## Exercise directions:
In the records below, begin at the line that has "Text: min.:: min.: (66, 321, 97, 331)" and stop after the line that has "Text: Slovenija /". Write out only those lines again, substituting "imperialne" for "metrične" and leaving everything else unchanged.
### Records for processing ###
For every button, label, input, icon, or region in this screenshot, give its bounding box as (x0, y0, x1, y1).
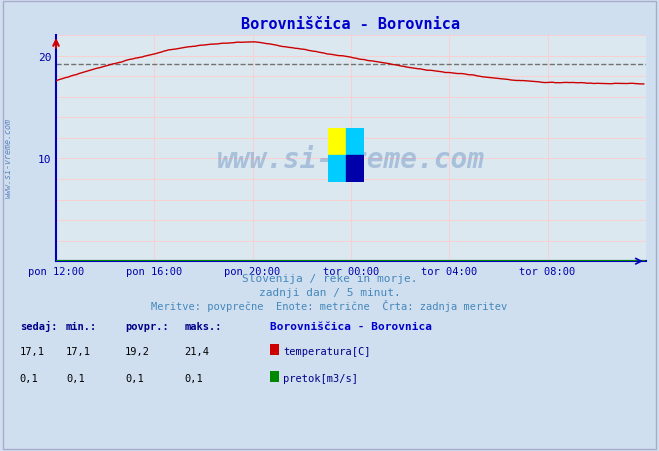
Text: min.:: min.: (66, 321, 97, 331)
Text: Meritve: povprečne  Enote: metrične  Črta: zadnja meritev: Meritve: povprečne Enote: metrične Črta:… (152, 299, 507, 311)
Text: Slovenija / reke in morje.: Slovenija / reke in morje. (242, 274, 417, 284)
Text: www.si-vreme.com: www.si-vreme.com (3, 118, 13, 198)
Text: sedaj:: sedaj: (20, 320, 57, 331)
Title: Borovniščica - Borovnica: Borovniščica - Borovnica (241, 17, 461, 32)
Bar (328, 156, 346, 183)
Text: 17,1: 17,1 (20, 346, 45, 356)
Bar (346, 129, 364, 156)
Text: zadnji dan / 5 minut.: zadnji dan / 5 minut. (258, 287, 401, 297)
Text: 0,1: 0,1 (185, 373, 203, 383)
Text: povpr.:: povpr.: (125, 321, 169, 331)
Bar (328, 129, 346, 156)
Text: 21,4: 21,4 (185, 346, 210, 356)
Text: maks.:: maks.: (185, 321, 222, 331)
Text: 0,1: 0,1 (66, 373, 84, 383)
Text: 19,2: 19,2 (125, 346, 150, 356)
Text: pretok[m3/s]: pretok[m3/s] (283, 373, 358, 383)
Text: temperatura[C]: temperatura[C] (283, 346, 371, 356)
Bar (346, 156, 364, 183)
Text: 0,1: 0,1 (125, 373, 144, 383)
Text: Borovniščica - Borovnica: Borovniščica - Borovnica (270, 321, 432, 331)
Text: www.si-vreme.com: www.si-vreme.com (217, 146, 485, 174)
Text: 0,1: 0,1 (20, 373, 38, 383)
Text: 17,1: 17,1 (66, 346, 91, 356)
###
## Answer to this exercise:
Text: min.:: min.: (66, 321, 97, 331)
Text: Meritve: povprečne  Enote: imperialne  Črta: zadnja meritev: Meritve: povprečne Enote: imperialne Črta:… (152, 299, 507, 311)
Text: Slovenija / reke in morje.: Slovenija / reke in morje. (242, 274, 417, 284)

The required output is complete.